What you are asked to do:
Every record that follows should be printed verbatim.

Figure data in JSON
+-------+

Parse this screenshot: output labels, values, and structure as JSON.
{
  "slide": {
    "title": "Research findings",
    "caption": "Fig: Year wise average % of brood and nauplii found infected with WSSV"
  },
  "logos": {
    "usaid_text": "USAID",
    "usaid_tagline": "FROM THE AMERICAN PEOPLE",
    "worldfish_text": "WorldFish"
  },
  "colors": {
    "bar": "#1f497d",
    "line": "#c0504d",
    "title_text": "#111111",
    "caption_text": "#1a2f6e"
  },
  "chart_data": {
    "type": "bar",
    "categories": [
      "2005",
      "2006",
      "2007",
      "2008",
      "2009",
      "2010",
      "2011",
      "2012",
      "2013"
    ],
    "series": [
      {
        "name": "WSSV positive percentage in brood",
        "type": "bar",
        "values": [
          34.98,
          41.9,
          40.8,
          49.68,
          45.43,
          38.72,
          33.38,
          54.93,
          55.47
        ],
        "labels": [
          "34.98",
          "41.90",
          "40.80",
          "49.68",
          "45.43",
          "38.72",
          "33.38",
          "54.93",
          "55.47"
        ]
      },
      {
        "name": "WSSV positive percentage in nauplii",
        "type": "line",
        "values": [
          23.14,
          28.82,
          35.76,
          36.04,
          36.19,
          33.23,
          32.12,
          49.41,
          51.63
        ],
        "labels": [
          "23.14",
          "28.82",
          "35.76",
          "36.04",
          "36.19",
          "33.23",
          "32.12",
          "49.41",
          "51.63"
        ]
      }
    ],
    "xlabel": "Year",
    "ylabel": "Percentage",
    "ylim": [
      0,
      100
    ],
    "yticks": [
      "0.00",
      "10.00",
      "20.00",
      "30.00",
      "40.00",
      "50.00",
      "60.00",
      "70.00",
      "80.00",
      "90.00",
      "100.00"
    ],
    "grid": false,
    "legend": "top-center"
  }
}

+-------+

Answer to the problem:
Parse this screenshot: output labels, values, and structure as JSON.
{
  "slide": {
    "title": "Research findings",
    "caption": "Fig: Year wise average % of brood and nauplii found infected with WSSV"
  },
  "logos": {
    "usaid_text": "USAID",
    "usaid_tagline": "FROM THE AMERICAN PEOPLE",
    "worldfish_text": "WorldFish"
  },
  "colors": {
    "bar": "#1f497d",
    "line": "#c0504d",
    "title_text": "#111111",
    "caption_text": "#1a2f6e"
  },
  "chart_data": {
    "type": "bar",
    "categories": [
      "2005",
      "2006",
      "2007",
      "2008",
      "2009",
      "2010",
      "2011",
      "2012",
      "2013"
    ],
    "series": [
      {
        "name": "WSSV positive percentage in brood",
        "type": "bar",
        "values": [
          34.98,
          41.9,
          40.8,
          49.68,
          45.43,
          38.72,
          33.38,
          54.93,
          55.47
        ],
        "labels": [
          "34.98",
          "41.90",
          "40.80",
          "49.68",
          "45.43",
          "38.72",
          "33.38",
          "54.93",
          "55.47"
        ]
      },
      {
        "name": "WSSV positive percentage in nauplii",
        "type": "line",
        "values": [
          23.14,
          28.82,
          35.76,
          36.04,
          36.19,
          33.23,
          32.12,
          49.41,
          51.63
        ],
        "labels": [
          "23.14",
          "28.82",
          "35.76",
          "36.04",
          "36.19",
          "33.23",
          "32.12",
          "49.41",
          "51.63"
        ]
      }
    ],
    "xlabel": "Year",
    "ylabel": "Percentage",
    "ylim": [
      0,
      100
    ],
    "yticks": [
      "0.00",
      "10.00",
      "20.00",
      "30.00",
      "40.00",
      "50.00",
      "60.00",
      "70.00",
      "80.00",
      "90.00",
      "100.00"
    ],
    "grid": false,
    "legend": "top-center"
  }
}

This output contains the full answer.